* Given instruction: Check the listing below line by line and report how many lines hold "state", with no other words.

┌─ Dataset extract

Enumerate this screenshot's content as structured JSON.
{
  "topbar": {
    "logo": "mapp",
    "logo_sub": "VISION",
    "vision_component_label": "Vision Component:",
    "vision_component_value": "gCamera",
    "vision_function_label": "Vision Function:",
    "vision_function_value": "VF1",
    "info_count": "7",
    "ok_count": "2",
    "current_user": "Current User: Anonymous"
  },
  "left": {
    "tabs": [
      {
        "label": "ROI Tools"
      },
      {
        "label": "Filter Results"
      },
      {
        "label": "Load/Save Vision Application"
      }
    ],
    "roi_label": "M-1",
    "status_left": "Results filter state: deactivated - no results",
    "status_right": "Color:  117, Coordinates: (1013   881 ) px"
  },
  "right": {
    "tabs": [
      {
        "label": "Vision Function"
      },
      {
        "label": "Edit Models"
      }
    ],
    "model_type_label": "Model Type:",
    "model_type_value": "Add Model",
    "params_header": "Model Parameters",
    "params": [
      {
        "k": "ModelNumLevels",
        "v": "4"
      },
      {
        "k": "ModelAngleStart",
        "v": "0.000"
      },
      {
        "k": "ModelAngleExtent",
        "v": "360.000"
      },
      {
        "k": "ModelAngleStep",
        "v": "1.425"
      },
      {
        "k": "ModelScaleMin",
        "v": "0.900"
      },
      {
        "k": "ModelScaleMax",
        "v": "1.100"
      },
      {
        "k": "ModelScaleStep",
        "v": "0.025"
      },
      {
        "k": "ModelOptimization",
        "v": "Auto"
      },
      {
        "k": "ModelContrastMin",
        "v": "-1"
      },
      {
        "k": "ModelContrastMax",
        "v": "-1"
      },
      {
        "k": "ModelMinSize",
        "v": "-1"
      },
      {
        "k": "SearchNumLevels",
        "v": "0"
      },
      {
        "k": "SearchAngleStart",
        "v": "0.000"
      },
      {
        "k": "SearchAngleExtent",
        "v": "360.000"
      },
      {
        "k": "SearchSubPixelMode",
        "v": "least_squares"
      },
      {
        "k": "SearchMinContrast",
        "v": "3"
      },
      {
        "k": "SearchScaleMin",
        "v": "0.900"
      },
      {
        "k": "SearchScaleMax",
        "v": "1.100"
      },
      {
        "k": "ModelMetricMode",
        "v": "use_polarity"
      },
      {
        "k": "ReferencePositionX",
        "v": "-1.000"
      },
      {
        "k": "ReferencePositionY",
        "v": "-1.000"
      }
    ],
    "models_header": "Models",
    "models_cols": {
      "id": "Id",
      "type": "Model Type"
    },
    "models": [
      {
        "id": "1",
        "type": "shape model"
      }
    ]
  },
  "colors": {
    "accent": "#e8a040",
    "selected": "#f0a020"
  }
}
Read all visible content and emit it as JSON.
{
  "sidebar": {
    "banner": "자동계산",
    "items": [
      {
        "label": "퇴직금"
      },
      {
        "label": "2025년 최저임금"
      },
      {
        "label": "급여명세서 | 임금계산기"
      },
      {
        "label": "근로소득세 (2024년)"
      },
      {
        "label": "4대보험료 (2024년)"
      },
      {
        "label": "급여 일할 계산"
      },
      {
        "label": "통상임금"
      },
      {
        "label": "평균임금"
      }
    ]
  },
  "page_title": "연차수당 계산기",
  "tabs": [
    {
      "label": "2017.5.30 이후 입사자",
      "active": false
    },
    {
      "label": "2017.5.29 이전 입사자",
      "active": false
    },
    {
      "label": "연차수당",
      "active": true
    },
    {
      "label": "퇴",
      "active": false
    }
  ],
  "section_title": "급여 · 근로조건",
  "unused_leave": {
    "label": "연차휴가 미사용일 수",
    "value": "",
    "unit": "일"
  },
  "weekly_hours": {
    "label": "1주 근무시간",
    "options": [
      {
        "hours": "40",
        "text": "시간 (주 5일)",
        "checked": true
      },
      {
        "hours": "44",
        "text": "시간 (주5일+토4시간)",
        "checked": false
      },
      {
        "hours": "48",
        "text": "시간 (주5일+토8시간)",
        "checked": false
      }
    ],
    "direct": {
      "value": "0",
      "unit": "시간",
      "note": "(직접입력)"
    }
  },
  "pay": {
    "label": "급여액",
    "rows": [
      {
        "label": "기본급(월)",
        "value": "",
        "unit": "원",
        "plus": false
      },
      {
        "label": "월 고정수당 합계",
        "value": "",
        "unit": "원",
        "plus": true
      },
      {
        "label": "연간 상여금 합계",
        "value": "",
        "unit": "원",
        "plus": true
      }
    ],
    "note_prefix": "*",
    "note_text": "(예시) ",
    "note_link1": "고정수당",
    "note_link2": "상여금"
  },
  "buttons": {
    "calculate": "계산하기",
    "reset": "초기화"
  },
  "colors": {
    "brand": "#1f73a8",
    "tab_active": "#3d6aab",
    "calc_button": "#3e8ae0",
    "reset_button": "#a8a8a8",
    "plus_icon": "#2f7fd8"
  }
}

└─
┌─ Dataset extract

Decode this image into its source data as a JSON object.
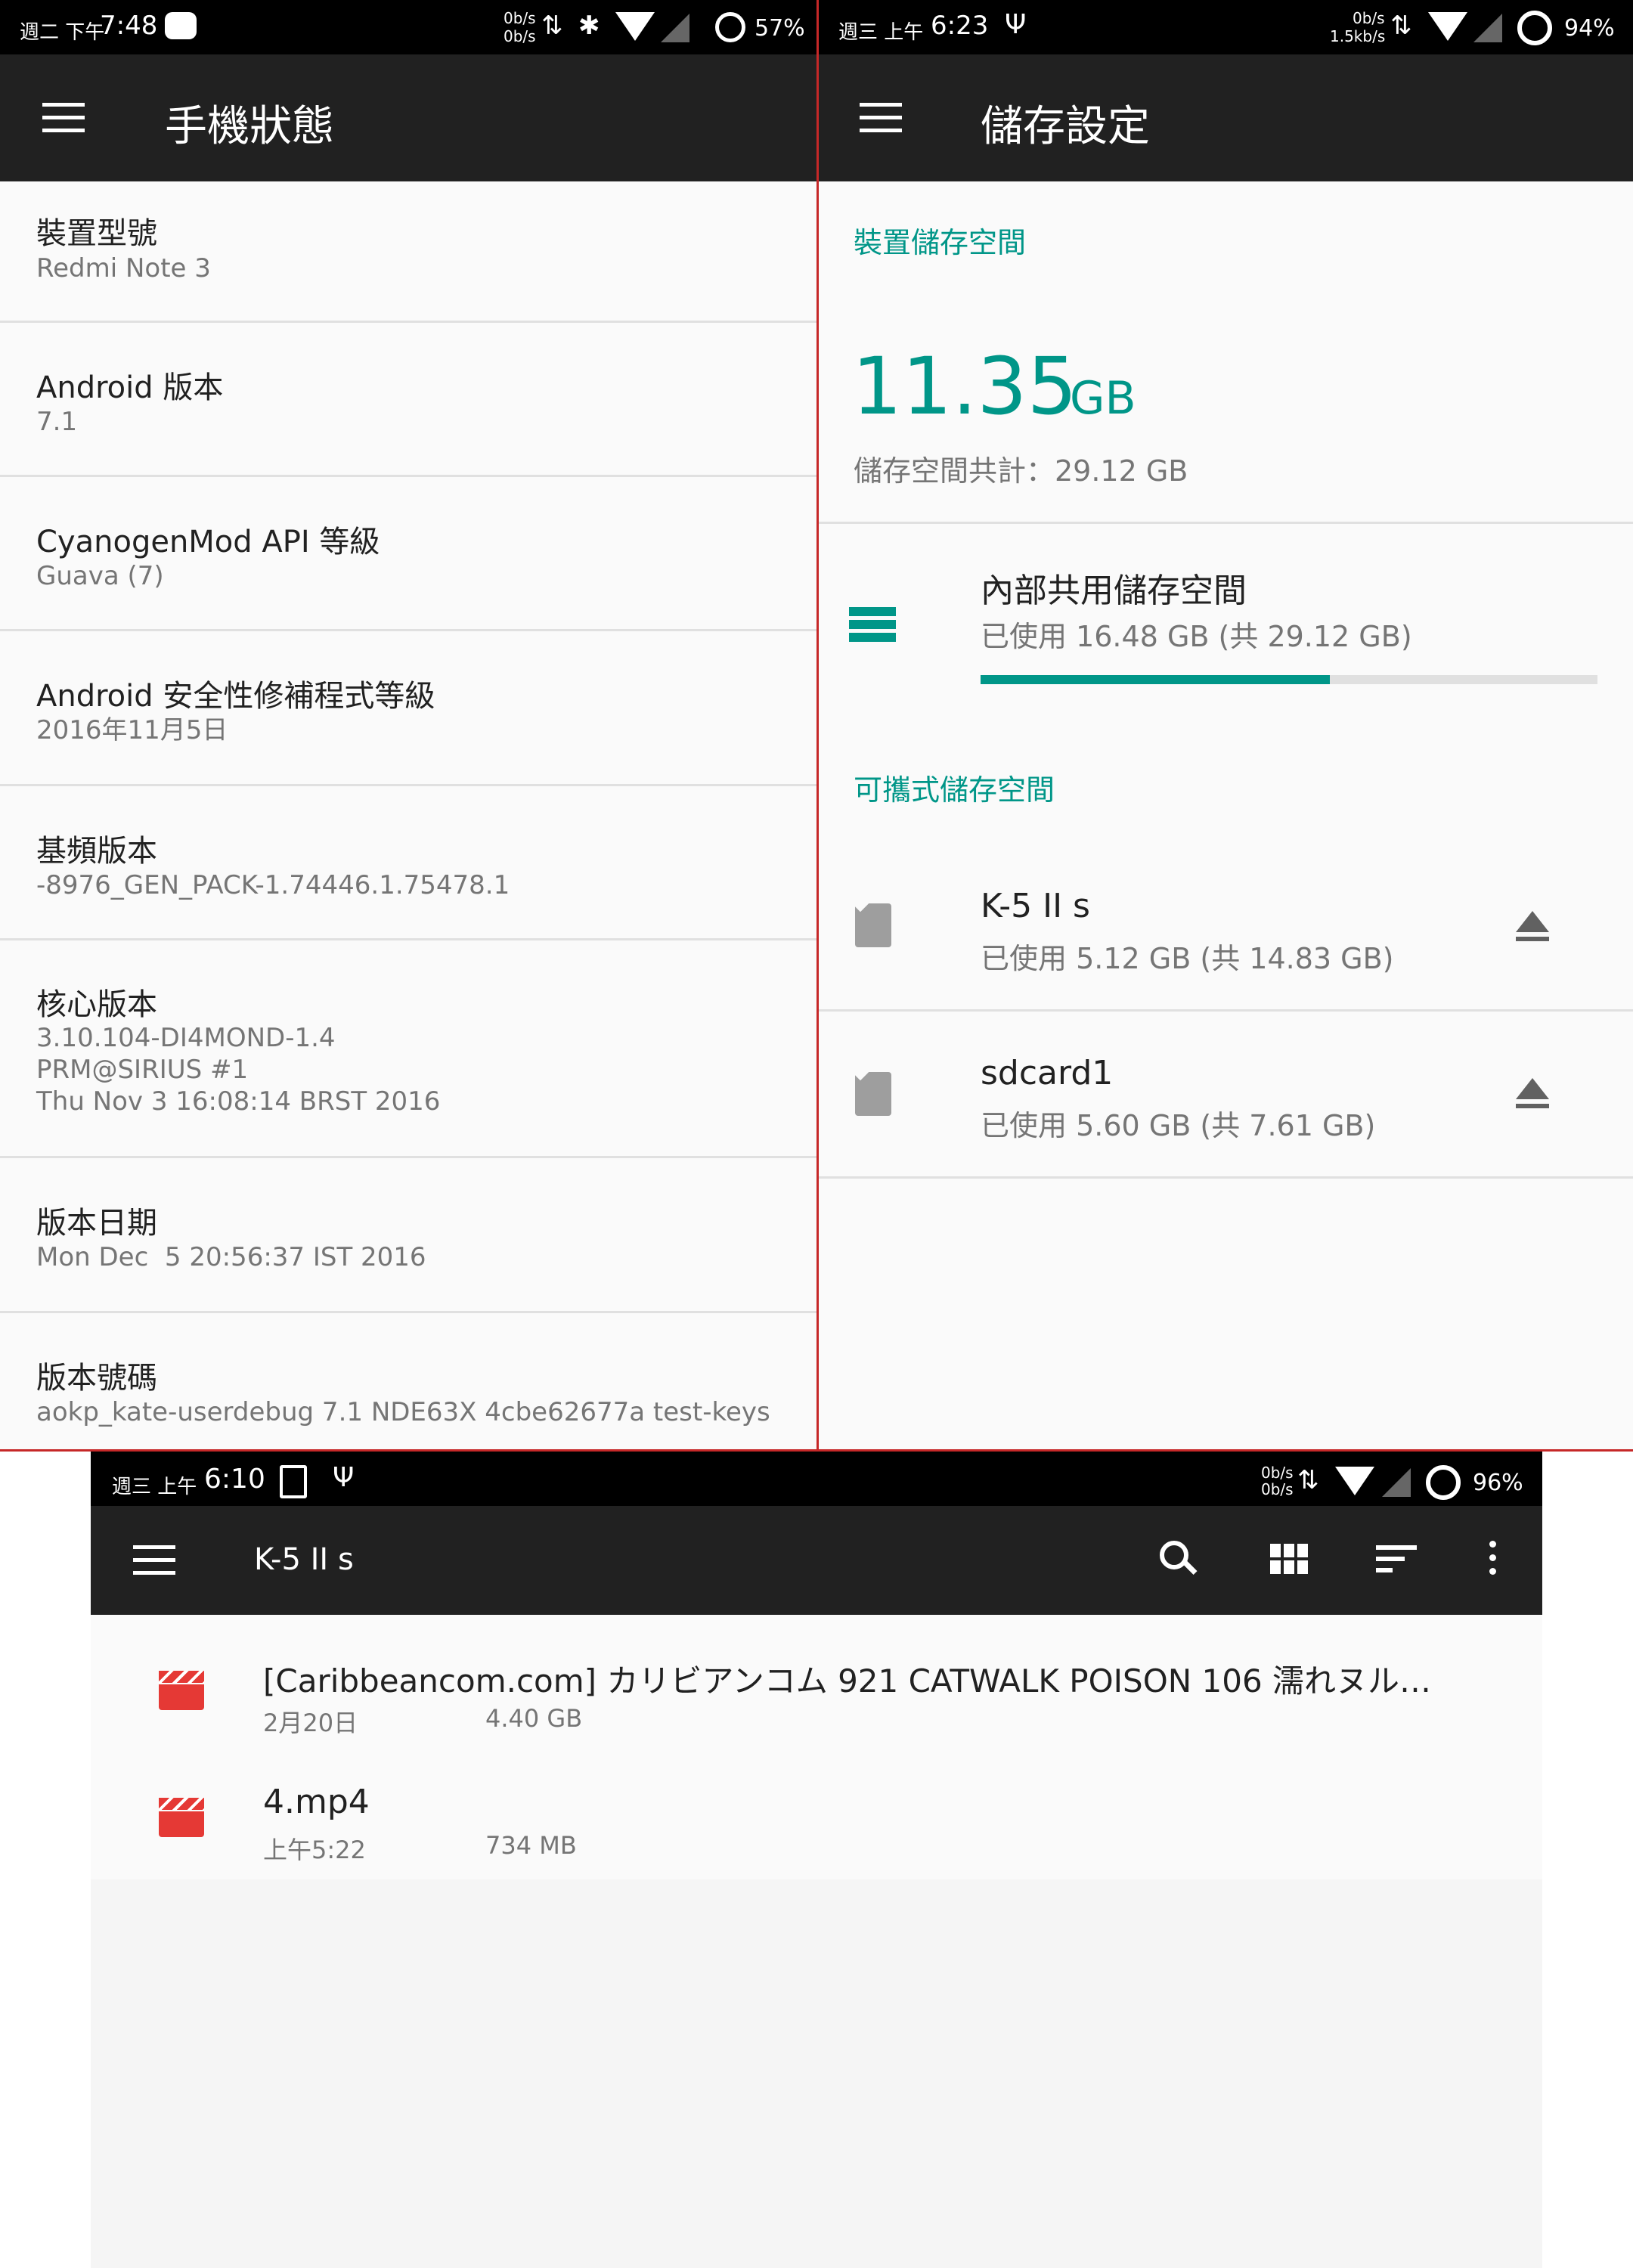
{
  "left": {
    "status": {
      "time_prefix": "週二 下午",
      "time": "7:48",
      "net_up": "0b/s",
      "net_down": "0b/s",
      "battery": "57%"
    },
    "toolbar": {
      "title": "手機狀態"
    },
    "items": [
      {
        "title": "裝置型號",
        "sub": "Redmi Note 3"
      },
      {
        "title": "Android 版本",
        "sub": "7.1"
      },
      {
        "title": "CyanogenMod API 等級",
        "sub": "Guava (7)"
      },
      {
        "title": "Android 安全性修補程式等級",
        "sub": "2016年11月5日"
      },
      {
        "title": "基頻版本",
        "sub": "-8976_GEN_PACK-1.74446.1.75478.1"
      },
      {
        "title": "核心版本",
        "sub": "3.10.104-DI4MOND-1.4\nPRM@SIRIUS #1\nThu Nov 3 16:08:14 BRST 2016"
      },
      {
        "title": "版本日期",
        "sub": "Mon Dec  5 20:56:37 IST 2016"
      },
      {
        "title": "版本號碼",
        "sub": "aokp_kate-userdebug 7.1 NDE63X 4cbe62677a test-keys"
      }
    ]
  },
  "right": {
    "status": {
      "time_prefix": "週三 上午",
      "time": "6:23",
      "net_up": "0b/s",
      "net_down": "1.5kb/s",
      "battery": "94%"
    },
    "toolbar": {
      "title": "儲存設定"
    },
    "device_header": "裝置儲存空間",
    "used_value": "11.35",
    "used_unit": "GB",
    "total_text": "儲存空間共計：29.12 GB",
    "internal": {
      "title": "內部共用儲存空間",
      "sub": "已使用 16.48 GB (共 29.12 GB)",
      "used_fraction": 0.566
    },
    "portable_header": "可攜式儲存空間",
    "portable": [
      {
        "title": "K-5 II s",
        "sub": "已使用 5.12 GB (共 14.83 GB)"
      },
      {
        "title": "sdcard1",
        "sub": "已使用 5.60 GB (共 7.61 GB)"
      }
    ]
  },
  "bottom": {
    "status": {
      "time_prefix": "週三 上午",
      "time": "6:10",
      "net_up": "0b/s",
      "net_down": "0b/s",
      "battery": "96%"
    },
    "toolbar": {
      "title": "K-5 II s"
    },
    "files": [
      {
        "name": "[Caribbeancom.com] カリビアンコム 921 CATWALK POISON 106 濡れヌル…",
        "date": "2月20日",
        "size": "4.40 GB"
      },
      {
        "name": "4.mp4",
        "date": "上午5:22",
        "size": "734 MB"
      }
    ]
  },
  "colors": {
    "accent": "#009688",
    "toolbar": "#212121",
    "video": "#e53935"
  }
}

└─
┌─ Dataset extract

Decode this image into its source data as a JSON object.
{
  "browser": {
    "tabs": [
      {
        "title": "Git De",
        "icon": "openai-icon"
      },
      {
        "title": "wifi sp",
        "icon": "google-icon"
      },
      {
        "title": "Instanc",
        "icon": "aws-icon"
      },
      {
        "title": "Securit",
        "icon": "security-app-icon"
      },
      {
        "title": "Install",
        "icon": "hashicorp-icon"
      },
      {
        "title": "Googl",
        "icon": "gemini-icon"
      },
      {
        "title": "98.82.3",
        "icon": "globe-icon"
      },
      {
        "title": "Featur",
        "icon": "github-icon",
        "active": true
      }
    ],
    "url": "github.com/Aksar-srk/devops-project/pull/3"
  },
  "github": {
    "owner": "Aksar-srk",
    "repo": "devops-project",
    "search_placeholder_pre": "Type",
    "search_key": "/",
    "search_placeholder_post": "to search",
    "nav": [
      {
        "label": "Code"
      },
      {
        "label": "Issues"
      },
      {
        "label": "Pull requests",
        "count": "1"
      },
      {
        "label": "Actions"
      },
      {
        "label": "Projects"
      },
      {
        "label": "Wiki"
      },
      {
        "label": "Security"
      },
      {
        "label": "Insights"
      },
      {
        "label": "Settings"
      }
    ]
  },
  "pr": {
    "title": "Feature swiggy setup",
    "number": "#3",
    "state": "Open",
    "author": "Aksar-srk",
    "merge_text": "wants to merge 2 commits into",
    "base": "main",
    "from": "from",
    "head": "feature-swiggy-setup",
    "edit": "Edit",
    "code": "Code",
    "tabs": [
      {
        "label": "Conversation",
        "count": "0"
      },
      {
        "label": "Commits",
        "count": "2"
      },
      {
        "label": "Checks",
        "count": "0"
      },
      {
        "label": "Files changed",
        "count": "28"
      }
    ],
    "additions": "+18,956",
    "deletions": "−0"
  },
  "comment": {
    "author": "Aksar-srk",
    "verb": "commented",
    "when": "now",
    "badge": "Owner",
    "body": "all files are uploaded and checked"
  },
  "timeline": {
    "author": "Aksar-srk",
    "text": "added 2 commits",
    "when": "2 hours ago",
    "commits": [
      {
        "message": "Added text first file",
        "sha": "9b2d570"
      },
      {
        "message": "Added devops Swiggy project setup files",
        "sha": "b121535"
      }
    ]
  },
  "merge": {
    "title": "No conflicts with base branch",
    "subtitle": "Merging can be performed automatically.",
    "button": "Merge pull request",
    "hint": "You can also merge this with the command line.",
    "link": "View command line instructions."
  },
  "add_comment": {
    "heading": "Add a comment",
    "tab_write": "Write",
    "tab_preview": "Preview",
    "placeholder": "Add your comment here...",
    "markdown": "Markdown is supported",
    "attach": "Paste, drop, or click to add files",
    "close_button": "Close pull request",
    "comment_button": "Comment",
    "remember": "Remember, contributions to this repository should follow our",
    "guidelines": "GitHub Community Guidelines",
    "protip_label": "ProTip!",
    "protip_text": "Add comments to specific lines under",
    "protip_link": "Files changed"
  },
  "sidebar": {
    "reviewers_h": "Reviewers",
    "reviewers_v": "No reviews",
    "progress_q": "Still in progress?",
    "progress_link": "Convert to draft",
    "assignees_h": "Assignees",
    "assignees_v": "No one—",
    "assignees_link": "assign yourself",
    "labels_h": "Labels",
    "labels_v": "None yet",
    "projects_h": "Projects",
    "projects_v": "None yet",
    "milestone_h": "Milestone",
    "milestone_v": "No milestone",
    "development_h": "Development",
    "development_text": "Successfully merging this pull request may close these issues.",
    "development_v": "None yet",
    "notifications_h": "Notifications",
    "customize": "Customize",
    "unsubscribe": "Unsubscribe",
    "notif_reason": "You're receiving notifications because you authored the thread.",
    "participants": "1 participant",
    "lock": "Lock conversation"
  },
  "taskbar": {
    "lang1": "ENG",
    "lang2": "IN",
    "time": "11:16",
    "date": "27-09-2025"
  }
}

└─

* Answer to this problem: 2